## Given request
Write out the complete material exactly as it stands.

================

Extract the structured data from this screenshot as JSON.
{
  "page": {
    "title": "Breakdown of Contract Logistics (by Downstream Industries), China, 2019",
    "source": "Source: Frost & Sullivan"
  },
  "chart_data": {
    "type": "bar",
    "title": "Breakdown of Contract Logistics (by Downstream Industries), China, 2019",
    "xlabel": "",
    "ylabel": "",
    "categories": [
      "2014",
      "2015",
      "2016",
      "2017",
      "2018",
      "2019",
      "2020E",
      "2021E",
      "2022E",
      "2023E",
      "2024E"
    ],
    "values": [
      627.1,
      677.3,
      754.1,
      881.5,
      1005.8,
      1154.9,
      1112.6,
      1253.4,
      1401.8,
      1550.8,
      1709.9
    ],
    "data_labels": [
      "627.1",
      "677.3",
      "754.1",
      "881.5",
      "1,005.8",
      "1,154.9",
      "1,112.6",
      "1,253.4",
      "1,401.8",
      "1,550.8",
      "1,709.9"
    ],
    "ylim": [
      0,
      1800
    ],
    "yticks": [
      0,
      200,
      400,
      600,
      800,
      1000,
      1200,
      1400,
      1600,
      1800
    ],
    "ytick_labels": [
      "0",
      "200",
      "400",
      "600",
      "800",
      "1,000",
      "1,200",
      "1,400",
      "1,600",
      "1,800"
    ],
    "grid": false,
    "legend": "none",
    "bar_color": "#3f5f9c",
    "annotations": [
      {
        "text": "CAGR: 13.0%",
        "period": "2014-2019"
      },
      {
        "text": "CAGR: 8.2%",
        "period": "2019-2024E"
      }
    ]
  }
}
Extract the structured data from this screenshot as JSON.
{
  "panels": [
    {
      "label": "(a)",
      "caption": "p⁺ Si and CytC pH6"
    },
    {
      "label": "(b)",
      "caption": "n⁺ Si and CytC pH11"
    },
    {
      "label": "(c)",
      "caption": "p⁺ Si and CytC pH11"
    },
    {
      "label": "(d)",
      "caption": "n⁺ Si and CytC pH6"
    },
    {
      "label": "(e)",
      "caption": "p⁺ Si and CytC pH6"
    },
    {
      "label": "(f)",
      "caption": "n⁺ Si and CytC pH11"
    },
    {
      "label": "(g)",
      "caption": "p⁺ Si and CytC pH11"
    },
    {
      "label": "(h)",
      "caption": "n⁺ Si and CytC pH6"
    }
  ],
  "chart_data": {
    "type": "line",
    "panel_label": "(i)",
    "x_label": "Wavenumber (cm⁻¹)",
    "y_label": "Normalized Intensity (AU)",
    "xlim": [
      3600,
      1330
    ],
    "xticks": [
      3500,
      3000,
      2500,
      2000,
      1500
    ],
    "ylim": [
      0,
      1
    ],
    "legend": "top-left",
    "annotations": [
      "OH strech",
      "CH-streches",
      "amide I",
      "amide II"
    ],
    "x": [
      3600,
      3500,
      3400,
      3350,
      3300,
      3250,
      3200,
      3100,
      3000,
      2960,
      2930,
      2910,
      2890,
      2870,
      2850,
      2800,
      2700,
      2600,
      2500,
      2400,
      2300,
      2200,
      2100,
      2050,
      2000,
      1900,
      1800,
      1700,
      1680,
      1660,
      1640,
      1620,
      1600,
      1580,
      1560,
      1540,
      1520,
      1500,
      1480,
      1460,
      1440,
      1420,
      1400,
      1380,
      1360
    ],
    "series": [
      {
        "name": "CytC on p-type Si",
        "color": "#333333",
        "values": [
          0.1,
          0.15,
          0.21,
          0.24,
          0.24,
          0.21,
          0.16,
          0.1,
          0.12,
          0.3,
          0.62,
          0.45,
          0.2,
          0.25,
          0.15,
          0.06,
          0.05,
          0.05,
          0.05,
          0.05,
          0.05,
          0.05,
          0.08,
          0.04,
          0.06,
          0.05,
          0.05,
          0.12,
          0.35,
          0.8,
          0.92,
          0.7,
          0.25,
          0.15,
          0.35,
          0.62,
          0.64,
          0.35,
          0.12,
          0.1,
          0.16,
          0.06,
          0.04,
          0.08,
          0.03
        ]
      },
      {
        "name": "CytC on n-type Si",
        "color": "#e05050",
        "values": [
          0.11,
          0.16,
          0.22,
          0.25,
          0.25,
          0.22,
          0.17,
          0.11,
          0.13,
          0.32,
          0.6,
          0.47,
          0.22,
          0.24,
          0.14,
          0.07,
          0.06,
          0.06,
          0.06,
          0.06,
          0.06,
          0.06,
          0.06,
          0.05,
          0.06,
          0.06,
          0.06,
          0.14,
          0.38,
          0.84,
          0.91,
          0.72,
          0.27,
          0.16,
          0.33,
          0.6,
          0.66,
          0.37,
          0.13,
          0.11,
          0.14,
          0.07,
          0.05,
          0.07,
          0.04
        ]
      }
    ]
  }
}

================

## Complete answer
Extract the structured data from this screenshot as JSON.
{
  "page": {
    "title": "Breakdown of Contract Logistics (by Downstream Industries), China, 2019",
    "source": "Source: Frost & Sullivan"
  },
  "chart_data": {
    "type": "bar",
    "title": "Breakdown of Contract Logistics (by Downstream Industries), China, 2019",
    "xlabel": "",
    "ylabel": "",
    "categories": [
      "2014",
      "2015",
      "2016",
      "2017",
      "2018",
      "2019",
      "2020E",
      "2021E",
      "2022E",
      "2023E",
      "2024E"
    ],
    "values": [
      627.1,
      677.3,
      754.1,
      881.5,
      1005.8,
      1154.9,
      1112.6,
      1253.4,
      1401.8,
      1550.8,
      1709.9
    ],
    "data_labels": [
      "627.1",
      "677.3",
      "754.1",
      "881.5",
      "1,005.8",
      "1,154.9",
      "1,112.6",
      "1,253.4",
      "1,401.8",
      "1,550.8",
      "1,709.9"
    ],
    "ylim": [
      0,
      1800
    ],
    "yticks": [
      0,
      200,
      400,
      600,
      800,
      1000,
      1200,
      1400,
      1600,
      1800
    ],
    "ytick_labels": [
      "0",
      "200",
      "400",
      "600",
      "800",
      "1,000",
      "1,200",
      "1,400",
      "1,600",
      "1,800"
    ],
    "grid": false,
    "legend": "none",
    "bar_color": "#3f5f9c",
    "annotations": [
      {
        "text": "CAGR: 13.0%",
        "period": "2014-2019"
      },
      {
        "text": "CAGR: 8.2%",
        "period": "2019-2024E"
      }
    ]
  }
}
Extract the structured data from this screenshot as JSON.
{
  "panels": [
    {
      "label": "(a)",
      "caption": "p⁺ Si and CytC pH6"
    },
    {
      "label": "(b)",
      "caption": "n⁺ Si and CytC pH11"
    },
    {
      "label": "(c)",
      "caption": "p⁺ Si and CytC pH11"
    },
    {
      "label": "(d)",
      "caption": "n⁺ Si and CytC pH6"
    },
    {
      "label": "(e)",
      "caption": "p⁺ Si and CytC pH6"
    },
    {
      "label": "(f)",
      "caption": "n⁺ Si and CytC pH11"
    },
    {
      "label": "(g)",
      "caption": "p⁺ Si and CytC pH11"
    },
    {
      "label": "(h)",
      "caption": "n⁺ Si and CytC pH6"
    }
  ],
  "chart_data": {
    "type": "line",
    "panel_label": "(i)",
    "x_label": "Wavenumber (cm⁻¹)",
    "y_label": "Normalized Intensity (AU)",
    "xlim": [
      3600,
      1330
    ],
    "xticks": [
      3500,
      3000,
      2500,
      2000,
      1500
    ],
    "ylim": [
      0,
      1
    ],
    "legend": "top-left",
    "annotations": [
      "OH strech",
      "CH-streches",
      "amide I",
      "amide II"
    ],
    "x": [
      3600,
      3500,
      3400,
      3350,
      3300,
      3250,
      3200,
      3100,
      3000,
      2960,
      2930,
      2910,
      2890,
      2870,
      2850,
      2800,
      2700,
      2600,
      2500,
      2400,
      2300,
      2200,
      2100,
      2050,
      2000,
      1900,
      1800,
      1700,
      1680,
      1660,
      1640,
      1620,
      1600,
      1580,
      1560,
      1540,
      1520,
      1500,
      1480,
      1460,
      1440,
      1420,
      1400,
      1380,
      1360
    ],
    "series": [
      {
        "name": "CytC on p-type Si",
        "color": "#333333",
        "values": [
          0.1,
          0.15,
          0.21,
          0.24,
          0.24,
          0.21,
          0.16,
          0.1,
          0.12,
          0.3,
          0.62,
          0.45,
          0.2,
          0.25,
          0.15,
          0.06,
          0.05,
          0.05,
          0.05,
          0.05,
          0.05,
          0.05,
          0.08,
          0.04,
          0.06,
          0.05,
          0.05,
          0.12,
          0.35,
          0.8,
          0.92,
          0.7,
          0.25,
          0.15,
          0.35,
          0.62,
          0.64,
          0.35,
          0.12,
          0.1,
          0.16,
          0.06,
          0.04,
          0.08,
          0.03
        ]
      },
      {
        "name": "CytC on n-type Si",
        "color": "#e05050",
        "values": [
          0.11,
          0.16,
          0.22,
          0.25,
          0.25,
          0.22,
          0.17,
          0.11,
          0.13,
          0.32,
          0.6,
          0.47,
          0.22,
          0.24,
          0.14,
          0.07,
          0.06,
          0.06,
          0.06,
          0.06,
          0.06,
          0.06,
          0.06,
          0.05,
          0.06,
          0.06,
          0.06,
          0.14,
          0.38,
          0.84,
          0.91,
          0.72,
          0.27,
          0.16,
          0.33,
          0.6,
          0.66,
          0.37,
          0.13,
          0.11,
          0.14,
          0.07,
          0.05,
          0.07,
          0.04
        ]
      }
    ]
  }
}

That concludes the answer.